▶ [Required task 1]:
Please duplicate the part of the project description starting at "## Finding data" and ending at "1000K+ amazon reviews on electronics.".
▶ [Required task 2]:
Answer these questions from the project description:
(a) Which course and semester is the project for?
(b) Who is credited with providing the collection of Amazon electronics reviews?
(c) What does the author plan to calculate between documents to determine how they relate to one another?
▶ [Required task 3]:
List every programming language or library that the project description names for use in the project.

▶ [Article]:
================

# Semantic Analysis Of Amazon Electronic Review

## Introduction:

For my project for CSCI760 Computer Linguistics course for Spring 2018 semester, I will be processing a set of courpus and building a ML model that will help me determine a particular document's semantical meaning. I will be processing a dataset that I found online, a corpus of Amazon reviews on electronics. I will be running them through various NLP libraries to find the tf-idf scores of each document in a vectorized space, and will be calculating their pairwise cosine similarities to determine how each document is related to the other documents in the corpus. I will also try and visualize these documents in a 2/3 dimensional euclidean space, and also run these data points through various clustering algorithms to help better visualize their semantics.

For this project I will be using the following programming languages/libraries:

Python 3: https://docs.python.org/3/
NLTK: https://www.nltk.org/
gensim: https://radimrehurek.com/gensim/
scikit-learn: http://scikit-learn.org/stable/
matplotlib: https://matplotlib.org/
pandas: https://pandas.pydata.org/

To set up this project, please reference the README that is commited to this git repository as part of the project.

## Finding data

The first step in my project was to find a sufficient dataset that I can use to start building my model from. For my project on semantic analysis, I had decided to use a set of Amazon review articles on electronics that I found at the following URL:

http://jmcauley.ucsd.edu/data/amazon/

Credit goes to Julian McAuley, UCSD for providing a collection of 1000K+ amazon reviews on electronics.

================

▶ [Information given]:
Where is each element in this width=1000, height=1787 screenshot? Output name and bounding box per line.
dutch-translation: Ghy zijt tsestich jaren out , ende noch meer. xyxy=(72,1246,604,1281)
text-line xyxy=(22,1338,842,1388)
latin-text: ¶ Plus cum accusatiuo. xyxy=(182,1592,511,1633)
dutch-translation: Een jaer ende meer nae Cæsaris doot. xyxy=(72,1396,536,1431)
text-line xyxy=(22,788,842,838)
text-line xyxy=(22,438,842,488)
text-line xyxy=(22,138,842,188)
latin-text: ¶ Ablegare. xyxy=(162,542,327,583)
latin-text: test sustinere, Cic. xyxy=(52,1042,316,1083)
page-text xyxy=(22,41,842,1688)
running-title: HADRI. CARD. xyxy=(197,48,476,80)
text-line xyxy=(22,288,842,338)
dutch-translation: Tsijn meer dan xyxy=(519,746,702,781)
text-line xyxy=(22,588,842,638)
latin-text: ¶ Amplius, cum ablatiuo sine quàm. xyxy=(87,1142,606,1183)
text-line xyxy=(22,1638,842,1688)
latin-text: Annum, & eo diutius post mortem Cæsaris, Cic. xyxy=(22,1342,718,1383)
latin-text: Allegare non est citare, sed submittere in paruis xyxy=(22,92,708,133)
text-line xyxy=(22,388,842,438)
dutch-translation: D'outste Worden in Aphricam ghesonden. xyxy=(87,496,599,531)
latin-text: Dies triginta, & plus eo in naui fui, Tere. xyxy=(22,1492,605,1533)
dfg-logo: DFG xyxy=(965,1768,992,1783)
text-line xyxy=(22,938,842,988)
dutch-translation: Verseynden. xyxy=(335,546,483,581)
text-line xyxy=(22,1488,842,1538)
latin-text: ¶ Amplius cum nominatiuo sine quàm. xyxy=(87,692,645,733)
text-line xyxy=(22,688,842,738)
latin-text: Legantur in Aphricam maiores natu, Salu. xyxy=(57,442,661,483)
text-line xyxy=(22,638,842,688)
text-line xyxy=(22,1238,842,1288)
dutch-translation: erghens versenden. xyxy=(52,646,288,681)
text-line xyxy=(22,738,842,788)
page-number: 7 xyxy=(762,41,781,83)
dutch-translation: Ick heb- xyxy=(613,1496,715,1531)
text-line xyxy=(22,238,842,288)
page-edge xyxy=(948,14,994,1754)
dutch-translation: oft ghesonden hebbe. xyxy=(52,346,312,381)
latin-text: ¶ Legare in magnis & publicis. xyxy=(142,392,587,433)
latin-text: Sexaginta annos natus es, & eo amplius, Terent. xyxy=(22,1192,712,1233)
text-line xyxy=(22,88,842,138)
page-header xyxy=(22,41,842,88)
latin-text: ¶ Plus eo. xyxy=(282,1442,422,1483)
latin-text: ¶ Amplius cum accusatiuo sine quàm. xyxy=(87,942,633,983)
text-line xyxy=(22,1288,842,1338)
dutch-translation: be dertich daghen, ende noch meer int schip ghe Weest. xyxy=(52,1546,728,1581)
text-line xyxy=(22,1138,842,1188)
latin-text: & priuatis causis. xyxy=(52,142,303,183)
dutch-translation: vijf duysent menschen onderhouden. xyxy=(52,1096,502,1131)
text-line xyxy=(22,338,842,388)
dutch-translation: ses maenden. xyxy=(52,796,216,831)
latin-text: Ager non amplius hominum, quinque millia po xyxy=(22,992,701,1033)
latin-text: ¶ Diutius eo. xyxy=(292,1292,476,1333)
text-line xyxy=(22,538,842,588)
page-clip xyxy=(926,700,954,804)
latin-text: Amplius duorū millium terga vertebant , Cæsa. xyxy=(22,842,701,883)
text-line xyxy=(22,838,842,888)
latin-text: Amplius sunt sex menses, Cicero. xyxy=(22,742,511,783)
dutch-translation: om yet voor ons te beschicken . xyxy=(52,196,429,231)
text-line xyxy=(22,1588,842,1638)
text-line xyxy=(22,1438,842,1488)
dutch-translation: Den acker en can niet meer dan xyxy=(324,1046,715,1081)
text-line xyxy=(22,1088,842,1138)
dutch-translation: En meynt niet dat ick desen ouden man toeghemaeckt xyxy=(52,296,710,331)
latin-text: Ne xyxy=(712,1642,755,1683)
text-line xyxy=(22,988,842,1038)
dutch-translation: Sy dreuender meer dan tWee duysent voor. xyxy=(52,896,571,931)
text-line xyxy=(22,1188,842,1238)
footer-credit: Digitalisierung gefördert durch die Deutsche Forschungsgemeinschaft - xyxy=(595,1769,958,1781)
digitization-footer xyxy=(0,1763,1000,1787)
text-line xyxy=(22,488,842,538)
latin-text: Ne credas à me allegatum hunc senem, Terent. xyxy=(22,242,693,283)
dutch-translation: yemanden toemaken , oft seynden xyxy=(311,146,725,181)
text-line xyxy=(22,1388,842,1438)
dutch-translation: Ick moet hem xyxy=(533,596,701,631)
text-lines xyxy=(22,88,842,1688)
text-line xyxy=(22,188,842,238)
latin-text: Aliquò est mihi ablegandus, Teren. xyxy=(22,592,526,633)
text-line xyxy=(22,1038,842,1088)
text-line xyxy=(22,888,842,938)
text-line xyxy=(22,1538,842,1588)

================

▶ [Task answer 1]:
## Finding data

The first step in my project was to find a sufficient dataset that I can use to start building my model from. For my project on semantic analysis, I had decided to use a set of Amazon review articles on electronics that I found at the following URL:

http://jmcauley.ucsd.edu/data/amazon/

Credit goes to Julian McAuley, UCSD for providing a collection of 1000K+ amazon reviews on electronics.

▶ [Task answer 2]:
(a) CSCI760 Computer Linguistics, Spring 2018 semester
(b) Julian McAuley, UCSD
(c) Their pairwise cosine similarities

▶ [Task answer 3]:
Python 3
NLTK
gensim
scikit-learn
matplotlib
pandas